[Aim]
Return the entries below verbatim. Pictures stay out.

[Records to process]
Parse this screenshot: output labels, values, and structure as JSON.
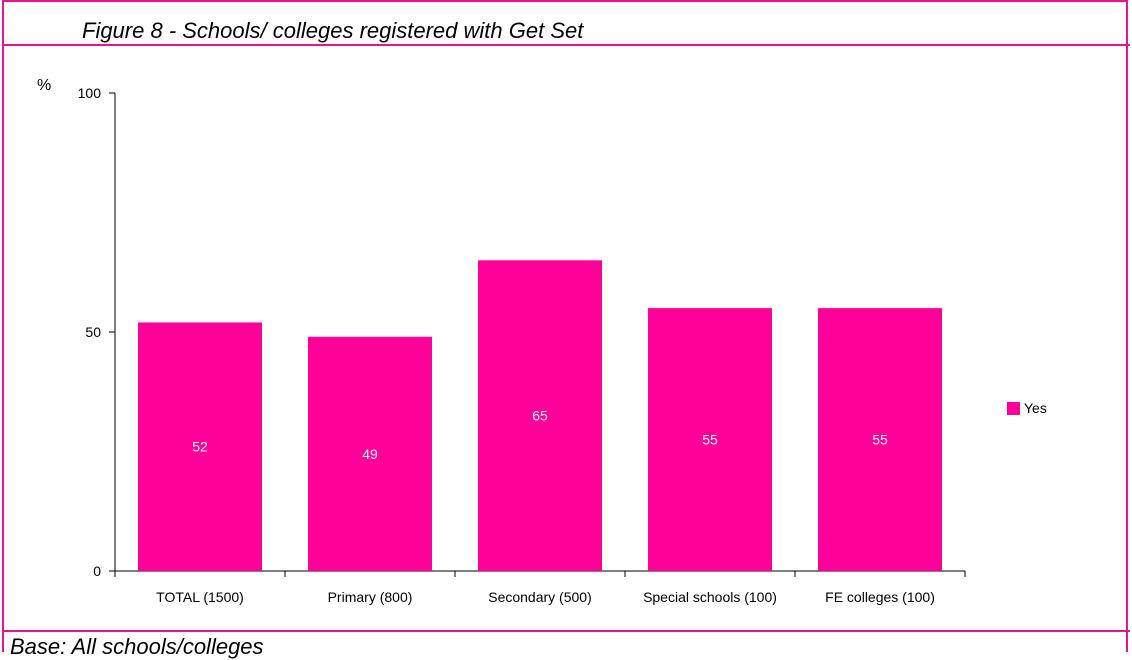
{
  "title": "Figure 8 - Schools/ colleges registered with Get Set",
  "footer": "Base: All schools/colleges",
  "colors": {
    "frame": "#e6158f",
    "bar": "#ff0099"
  },
  "chart_data": {
    "type": "bar",
    "title": "Figure 8 - Schools/ colleges registered with Get Set",
    "ylabel": "%",
    "xlabel": "",
    "ylim": [
      0,
      100
    ],
    "yticks": [
      0,
      50,
      100
    ],
    "grid": false,
    "legend_position": "right",
    "categories": [
      "TOTAL (1500)",
      "Primary (800)",
      "Secondary (500)",
      "Special schools (100)",
      "FE colleges (100)"
    ],
    "series": [
      {
        "name": "Yes",
        "values": [
          52,
          49,
          65,
          55,
          55
        ]
      }
    ]
  }
}
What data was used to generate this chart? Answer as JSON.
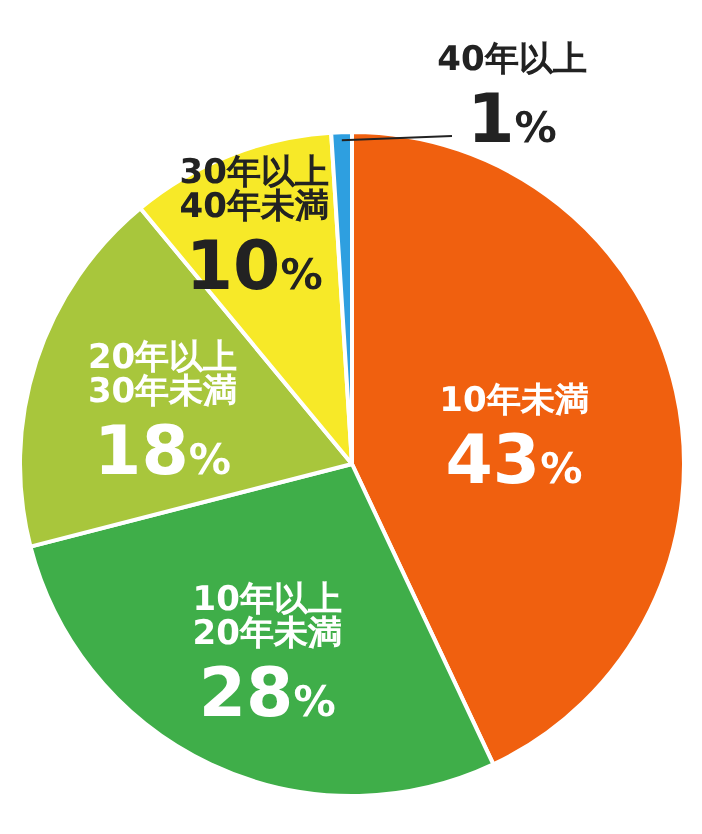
{
  "chart_data": {
    "type": "pie",
    "categories": [
      "10年未満",
      "10年以上20年未満",
      "20年以上30年未満",
      "30年以上40年未満",
      "40年以上"
    ],
    "values": [
      43,
      28,
      18,
      10,
      1
    ],
    "value_labels": [
      "43%",
      "28%",
      "18%",
      "10%",
      "1%"
    ],
    "colors": [
      "#f0600f",
      "#3fae49",
      "#a8c63c",
      "#f7e928",
      "#2e9fe0"
    ]
  }
}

[In response]
Parse this screenshot: output labels, values, and structure as JSON.
{
  "title": "Figure 8 - Schools/ colleges registered with Get Set",
  "footer": "Base: All schools/colleges",
  "colors": {
    "frame": "#e6158f",
    "bar": "#ff0099"
  },
  "chart_data": {
    "type": "bar",
    "title": "Figure 8 - Schools/ colleges registered with Get Set",
    "ylabel": "%",
    "xlabel": "",
    "ylim": [
      0,
      100
    ],
    "yticks": [
      0,
      50,
      100
    ],
    "grid": false,
    "legend_position": "right",
    "categories": [
      "TOTAL (1500)",
      "Primary (800)",
      "Secondary (500)",
      "Special schools (100)",
      "FE colleges (100)"
    ],
    "series": [
      {
        "name": "Yes",
        "values": [
          52,
          49,
          65,
          55,
          55
        ]
      }
    ]
  }
}
What data was used to generate this chart? Answer as JSON.
{
  "chart_data": {
    "type": "pie",
    "categories": [
      "10年未満",
      "10年以上20年未満",
      "20年以上30年未満",
      "30年以上40年未満",
      "40年以上"
    ],
    "values": [
      43,
      28,
      18,
      10,
      1
    ],
    "value_labels": [
      "43%",
      "28%",
      "18%",
      "10%",
      "1%"
    ],
    "colors": [
      "#f0600f",
      "#3fae49",
      "#a8c63c",
      "#f7e928",
      "#2e9fe0"
    ]
  }
}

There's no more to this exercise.